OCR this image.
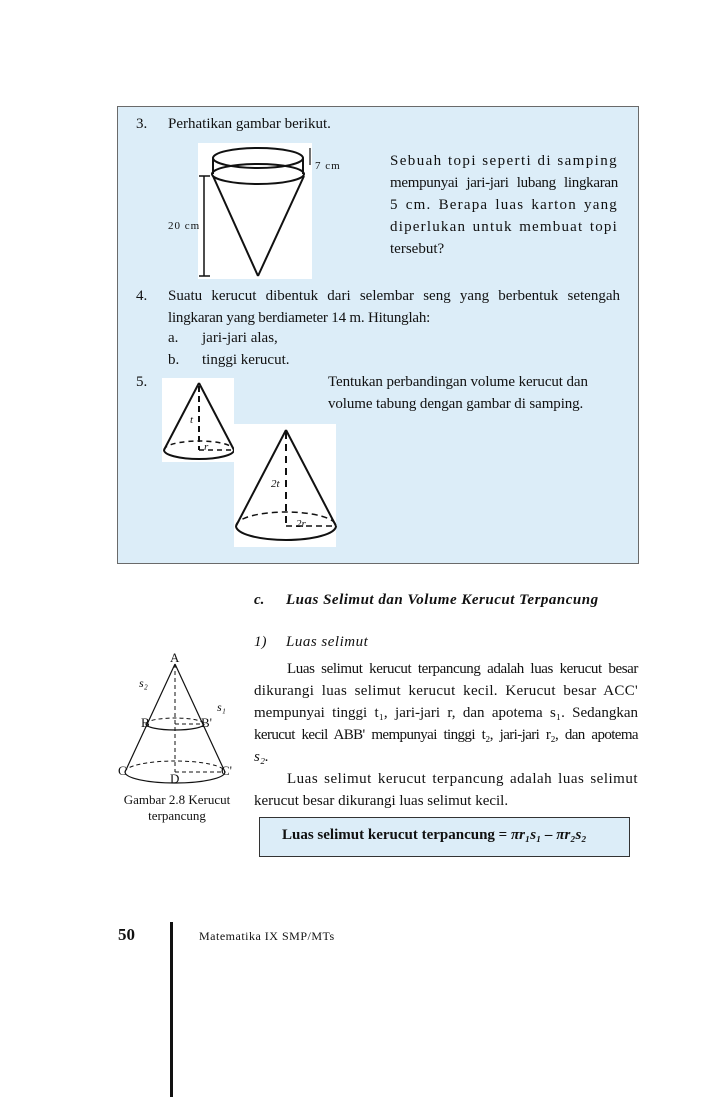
3. Perhatikan gambar berikut.
7 cm
20 cm
Sebuah topi seperti di samping
mempunyai jari-jari lubang lingkaran
5 cm. Berapa luas karton yang
diperlukan untuk membuat topi
tersebut?
4. Suatu kerucut dibentuk dari selembar seng yang berbentuk setengah
lingkaran yang berdiameter 14 m. Hitunglah:
a. jari-jari alas,
b. tinggi kerucut.
5.	Tentukan perbandingan volume kerucut dan
volume tabung dengan gambar di samping.
t
r
2t
2r
c. Luas Selimut dan Volume Kerucut Terpancung
1) Luas selimut
Luas selimut kerucut terpancung adalah luas kerucut besar
dikurangi luas selimut kerucut kecil. Kerucut besar ACC'
mempunyai tinggi t₁, jari-jari r, dan apotema s₁. Sedangkan
kerucut kecil ABB' mempunyai tinggi t₂, jari-jari r₂, dan apotema
s₂.
Luas selimut kerucut terpancung adalah luas selimut
kerucut besar dikurangi luas selimut kecil.
Luas selimut kerucut terpancung = πr₁s₁ – πr₂s₂
A
s₂
s₁
B	B'
C
D
C'
Gambar 2.8 Kerucut
terpancung
50	Matematika IX SMP/MTs
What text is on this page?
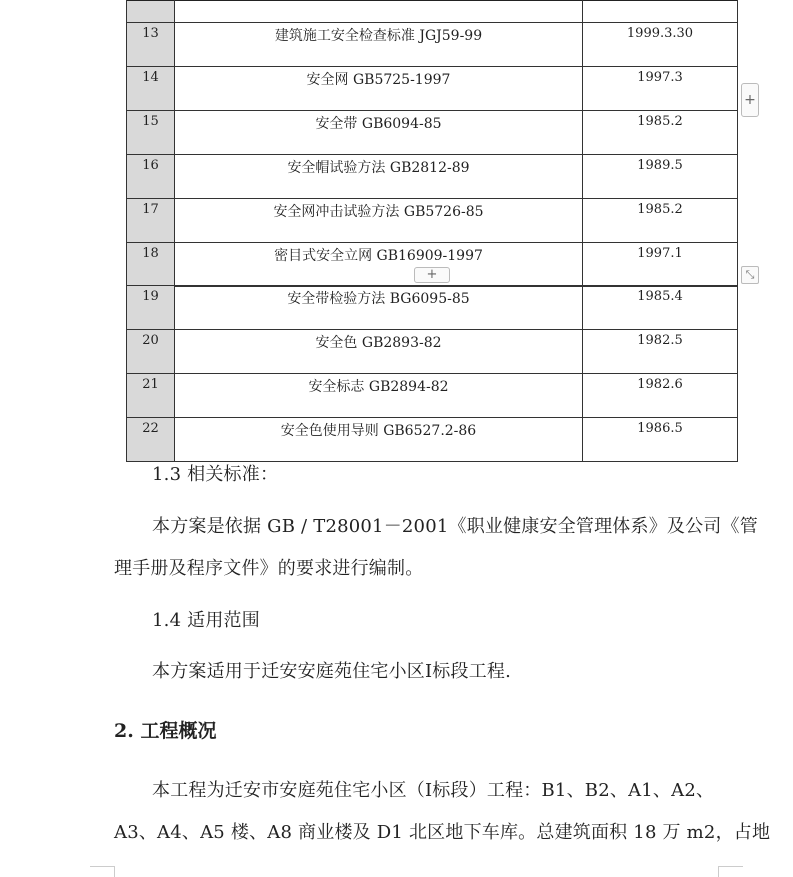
13	建筑施工安全检查标准 JGJ59-99	1999.3.30
14	安全网 GB5725-1997	1997.3
15	安全带 GB6094-85	1985.2
16	安全帽试验方法 GB2812-89	1989.5
17	安全网冲击试验方法 GB5726-85	1985.2
18	密目式安全立网 GB16909-1997	1997.1
+
+	⤡
19	安全带检验方法 BG6095-85	1985.4
20	安全色 GB2893-82	1982.5
21	安全标志 GB2894-82	1982.6
22	安全色使用导则 GB6527.2-86	1986.5
1.3 相关标准：
本方案是依据 GB / T28001－2001《职业健康安全管理体系》及公司《管
理手册及程序文件》的要求进行编制。
1.4 适用范围
本方案适用于迁安安庭苑住宅小区Ⅰ标段工程.
2. 工程概况
本工程为迁安市安庭苑住宅小区（Ⅰ标段）工程：B1、B2、A1、A2、
A3、A4、A5 楼、A8 商业楼及 D1 北区地下车库。总建筑面积 18 万 m2，占地
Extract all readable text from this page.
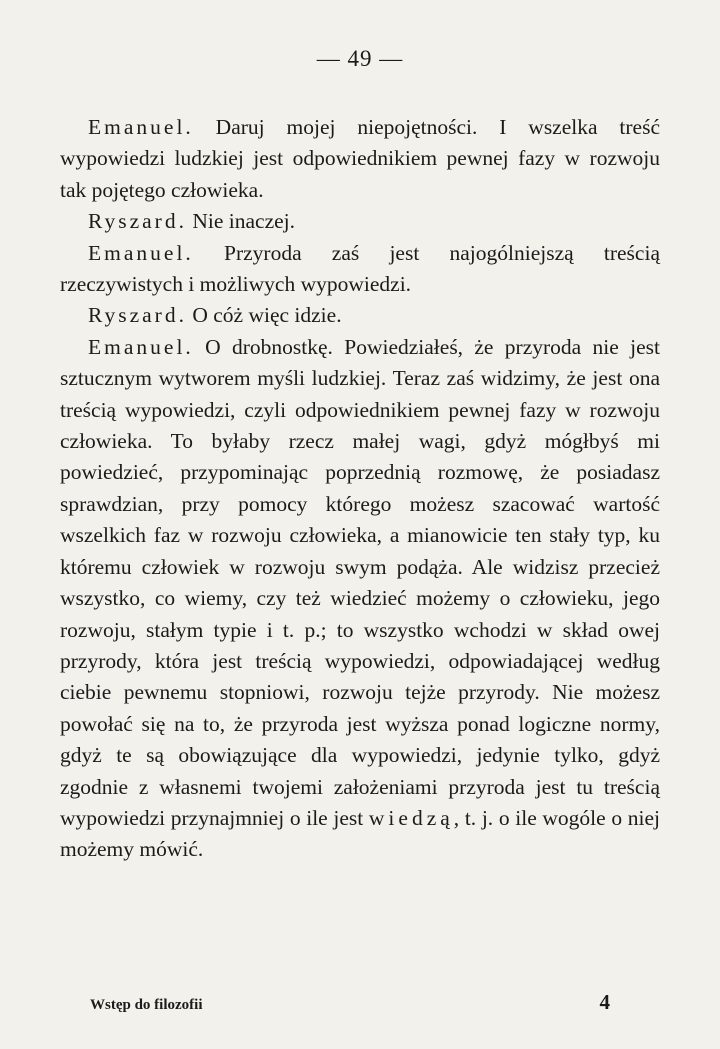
— 49 —

Emanuel. Daruj mojej niepojętności. I wszelka treść wypowiedzi ludzkiej jest odpowiednikiem pewnej fazy w rozwoju tak pojętego człowieka.

Ryszard. Nie inaczej.

Emanuel. Przyroda zaś jest najogólniejszą treścią rzeczywistych i możliwych wypowiedzi.

Ryszard. O cóż więc idzie.

Emanuel. O drobnostkę. Powiedziałeś, że przyroda nie jest sztucznym wytworem myśli ludzkiej. Teraz zaś widzimy, że jest ona treścią wypowiedzi, czyli odpowiednikiem pewnej fazy w rozwoju człowieka. To byłaby rzecz małej wagi, gdyż mógłbyś mi powiedzieć, przypominając poprzednią rozmowę, że posiadasz sprawdzian, przy pomocy którego możesz szacować wartość wszelkich faz w rozwoju człowieka, a mianowicie ten stały typ, ku któremu człowiek w rozwoju swym podąża. Ale widzisz przecież wszystko, co wiemy, czy też wiedzieć możemy o człowieku, jego rozwoju, stałym typie i t. p.; to wszystko wchodzi w skład owej przyrody, która jest treścią wypowiedzi, odpowiadającej według ciebie pewnemu stopniowi, rozwoju tejże przyrody. Nie możesz powołać się na to, że przyroda jest wyższa ponad logiczne normy, gdyż te są obowiązujące dla wypowiedzi, jedynie tylko, gdyż zgodnie z własnemi twojemi założeniami przyroda jest tu treścią wypowiedzi przynajmniej o ile jest wiedzą, t. j. o ile wogóle o niej możemy mówić.

Wstęp do filozofii	4
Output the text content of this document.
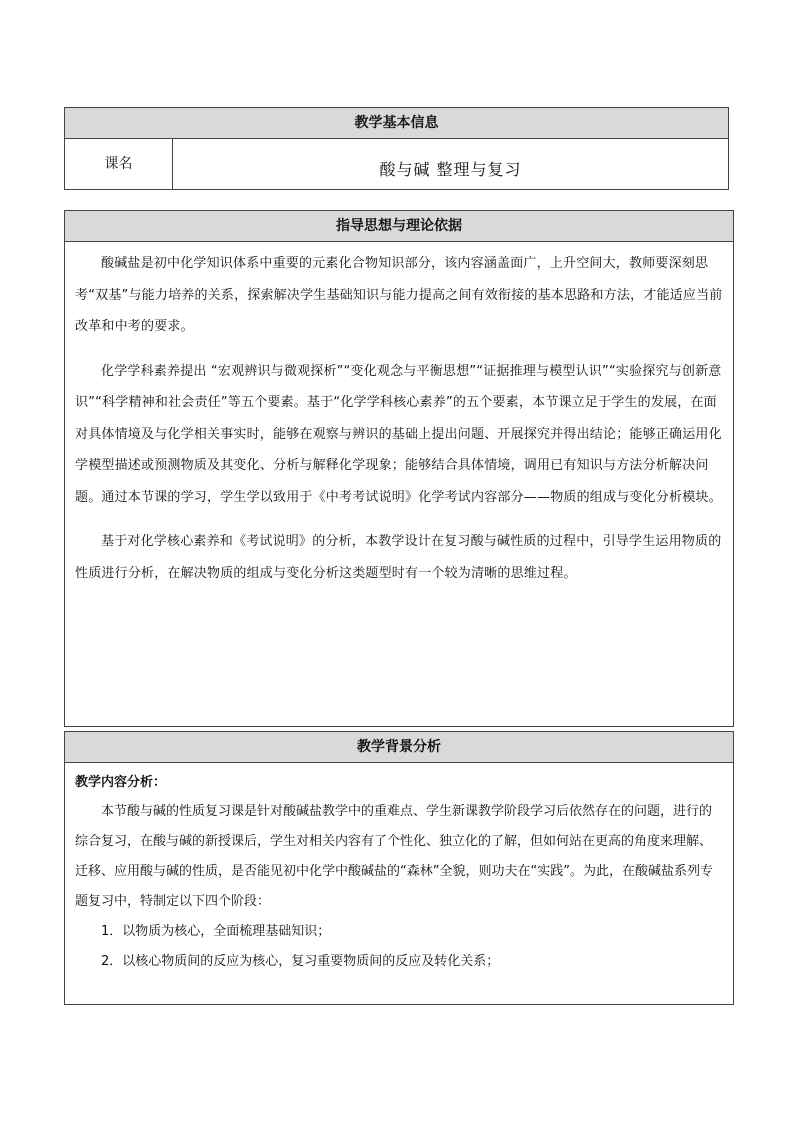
教学基本信息
课名	酸与碱 整理与复习
指导思想与理论依据

酸碱盐是初中化学知识体系中重要的元素化合物知识部分，该内容涵盖面广，上升空间大，教师要深刻思考“双基”与能力培养的关系，探索解决学生基础知识与能力提高之间有效衔接的基本思路和方法，才能适应当前改革和中考的要求。

化学学科素养提出 “宏观辨识与微观探析”“变化观念与平衡思想”“证据推理与模型认识”“实验探究与创新意识”“科学精神和社会责任”等五个要素。基于“化学学科核心素养”的五个要素，本节课立足于学生的发展，在面对具体情境及与化学相关事实时，能够在观察与辨识的基础上提出问题、开展探究并得出结论；能够正确运用化学模型描述或预测物质及其变化、分析与解释化学现象；能够结合具体情境，调用已有知识与方法分析解决问题。通过本节课的学习，学生学以致用于《中考考试说明》化学考试内容部分——物质的组成与变化分析模块。

基于对化学核心素养和《考试说明》的分析，本教学设计在复习酸与碱性质的过程中，引导学生运用物质的性质进行分析，在解决物质的组成与变化分析这类题型时有一个较为清晰的思维过程。

教学背景分析
教学内容分析：

本节酸与碱的性质复习课是针对酸碱盐教学中的重难点、学生新课教学阶段学习后依然存在的问题，进行的综合复习，在酸与碱的新授课后，学生对相关内容有了个性化、独立化的了解，但如何站在更高的角度来理解、迁移、应用酸与碱的性质，是否能见初中化学中酸碱盐的“森林”全貌，则功夫在“实践”。为此，在酸碱盐系列专题复习中，特制定以下四个阶段：

1．以物质为核心，全面梳理基础知识；
2．以核心物质间的反应为核心，复习重要物质间的反应及转化关系；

+ + + +

→ Given task
Omit each picture, then return all of the listing exactly as it stands.

→ Result of this exercise
OCR this image.
3. Perhatikan gambar berikut.
7 cm
20 cm
Sebuah topi seperti di samping
mempunyai jari-jari lubang lingkaran
5 cm. Berapa luas karton yang
diperlukan untuk membuat topi
tersebut?
4. Suatu kerucut dibentuk dari selembar seng yang berbentuk setengah
lingkaran yang berdiameter 14 m. Hitunglah:
a. jari-jari alas,
b. tinggi kerucut.
5.	Tentukan perbandingan volume kerucut dan
volume tabung dengan gambar di samping.
t
r
2t
2r
c. Luas Selimut dan Volume Kerucut Terpancung
1) Luas selimut
Luas selimut kerucut terpancung adalah luas kerucut besar
dikurangi luas selimut kerucut kecil. Kerucut besar ACC'
mempunyai tinggi t₁, jari-jari r, dan apotema s₁. Sedangkan
kerucut kecil ABB' mempunyai tinggi t₂, jari-jari r₂, dan apotema
s₂.
Luas selimut kerucut terpancung adalah luas selimut
kerucut besar dikurangi luas selimut kecil.
Luas selimut kerucut terpancung = πr₁s₁ – πr₂s₂
A
s₂
s₁
B	B'
C
D
C'
Gambar 2.8 Kerucut
terpancung
50	Matematika IX SMP/MTs
What text is on this page?
13	建筑施工安全检查标准 JGJ59-99	1999.3.30
14	安全网 GB5725-1997	1997.3
15	安全带 GB6094-85	1985.2
16	安全帽试验方法 GB2812-89	1989.5
17	安全网冲击试验方法 GB5726-85	1985.2
18	密目式安全立网 GB16909-1997	1997.1
+
+	⤡
19	安全带检验方法 BG6095-85	1985.4
20	安全色 GB2893-82	1982.5
21	安全标志 GB2894-82	1982.6
22	安全色使用导则 GB6527.2-86	1986.5
1.3 相关标准：
本方案是依据 GB / T28001－2001《职业健康安全管理体系》及公司《管
理手册及程序文件》的要求进行编制。
1.4 适用范围
本方案适用于迁安安庭苑住宅小区Ⅰ标段工程.
2. 工程概况
本工程为迁安市安庭苑住宅小区（Ⅰ标段）工程：B1、B2、A1、A2、
A3、A4、A5 楼、A8 商业楼及 D1 北区地下车库。总建筑面积 18 万 m2，占地
Extract all readable text from this page.
— 49 —

Emanuel. Daruj mojej niepojętności. I wszelka treść wypowiedzi ludzkiej jest odpowiednikiem pewnej fazy w rozwoju tak pojętego człowieka.

Ryszard. Nie inaczej.

Emanuel. Przyroda zaś jest najogólniejszą treścią rzeczywistych i możliwych wypowiedzi.

Ryszard. O cóż więc idzie.

Emanuel. O drobnostkę. Powiedziałeś, że przyroda nie jest sztucznym wytworem myśli ludzkiej. Teraz zaś widzimy, że jest ona treścią wypowiedzi, czyli odpowiednikiem pewnej fazy w rozwoju człowieka. To byłaby rzecz małej wagi, gdyż mógłbyś mi powiedzieć, przypominając poprzednią rozmowę, że posiadasz sprawdzian, przy pomocy którego możesz szacować wartość wszelkich faz w rozwoju człowieka, a mianowicie ten stały typ, ku któremu człowiek w rozwoju swym podąża. Ale widzisz przecież wszystko, co wiemy, czy też wiedzieć możemy o człowieku, jego rozwoju, stałym typie i t. p.; to wszystko wchodzi w skład owej przyrody, która jest treścią wypowiedzi, odpowiadającej według ciebie pewnemu stopniowi, rozwoju tejże przyrody. Nie możesz powołać się na to, że przyroda jest wyższa ponad logiczne normy, gdyż te są obowiązujące dla wypowiedzi, jedynie tylko, gdyż zgodnie z własnemi twojemi założeniami przyroda jest tu treścią wypowiedzi przynajmniej o ile jest wiedzą, t. j. o ile wogóle o niej możemy mówić.

Wstęp do filozofii	4
Output the text content of this document.
教学基本信息
课名	酸与碱 整理与复习
指导思想与理论依据

酸碱盐是初中化学知识体系中重要的元素化合物知识部分，该内容涵盖面广，上升空间大，教师要深刻思考“双基”与能力培养的关系，探索解决学生基础知识与能力提高之间有效衔接的基本思路和方法，才能适应当前改革和中考的要求。

化学学科素养提出 “宏观辨识与微观探析”“变化观念与平衡思想”“证据推理与模型认识”“实验探究与创新意识”“科学精神和社会责任”等五个要素。基于“化学学科核心素养”的五个要素，本节课立足于学生的发展，在面对具体情境及与化学相关事实时，能够在观察与辨识的基础上提出问题、开展探究并得出结论；能够正确运用化学模型描述或预测物质及其变化、分析与解释化学现象；能够结合具体情境，调用已有知识与方法分析解决问题。通过本节课的学习，学生学以致用于《中考考试说明》化学考试内容部分——物质的组成与变化分析模块。

基于对化学核心素养和《考试说明》的分析，本教学设计在复习酸与碱性质的过程中，引导学生运用物质的性质进行分析，在解决物质的组成与变化分析这类题型时有一个较为清晰的思维过程。

教学背景分析
教学内容分析：

本节酸与碱的性质复习课是针对酸碱盐教学中的重难点、学生新课教学阶段学习后依然存在的问题，进行的综合复习，在酸与碱的新授课后，学生对相关内容有了个性化、独立化的了解，但如何站在更高的角度来理解、迁移、应用酸与碱的性质，是否能见初中化学中酸碱盐的“森林”全貌，则功夫在“实践”。为此，在酸碱盐系列专题复习中，特制定以下四个阶段：

1．以物质为核心，全面梳理基础知识；
2．以核心物质间的反应为核心，复习重要物质间的反应及转化关系；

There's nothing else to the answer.